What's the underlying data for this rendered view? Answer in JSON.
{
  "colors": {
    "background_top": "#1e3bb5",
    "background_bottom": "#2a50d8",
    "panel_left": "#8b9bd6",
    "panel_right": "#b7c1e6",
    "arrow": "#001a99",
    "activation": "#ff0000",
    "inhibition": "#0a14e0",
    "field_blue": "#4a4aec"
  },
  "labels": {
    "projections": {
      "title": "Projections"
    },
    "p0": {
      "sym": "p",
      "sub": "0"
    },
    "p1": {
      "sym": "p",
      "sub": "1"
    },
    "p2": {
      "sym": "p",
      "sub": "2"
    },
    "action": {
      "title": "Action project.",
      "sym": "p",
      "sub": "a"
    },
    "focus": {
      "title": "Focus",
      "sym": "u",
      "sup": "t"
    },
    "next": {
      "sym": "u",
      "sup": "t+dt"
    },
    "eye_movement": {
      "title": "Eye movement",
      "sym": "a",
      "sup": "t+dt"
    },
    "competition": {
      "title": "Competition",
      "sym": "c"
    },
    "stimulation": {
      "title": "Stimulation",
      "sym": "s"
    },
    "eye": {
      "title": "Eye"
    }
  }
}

▶ _TASK PROMPT_: Copy out each line exactly as written.

▶ _IN RESPONSE_:
What's the underlying data for this rendered view? Answer in JSON.
{
  "colors": {
    "background_top": "#1e3bb5",
    "background_bottom": "#2a50d8",
    "panel_left": "#8b9bd6",
    "panel_right": "#b7c1e6",
    "arrow": "#001a99",
    "activation": "#ff0000",
    "inhibition": "#0a14e0",
    "field_blue": "#4a4aec"
  },
  "labels": {
    "projections": {
      "title": "Projections"
    },
    "p0": {
      "sym": "p",
      "sub": "0"
    },
    "p1": {
      "sym": "p",
      "sub": "1"
    },
    "p2": {
      "sym": "p",
      "sub": "2"
    },
    "action": {
      "title": "Action project.",
      "sym": "p",
      "sub": "a"
    },
    "focus": {
      "title": "Focus",
      "sym": "u",
      "sup": "t"
    },
    "next": {
      "sym": "u",
      "sup": "t+dt"
    },
    "eye_movement": {
      "title": "Eye movement",
      "sym": "a",
      "sup": "t+dt"
    },
    "competition": {
      "title": "Competition",
      "sym": "c"
    },
    "stimulation": {
      "title": "Stimulation",
      "sym": "s"
    },
    "eye": {
      "title": "Eye"
    }
  }
}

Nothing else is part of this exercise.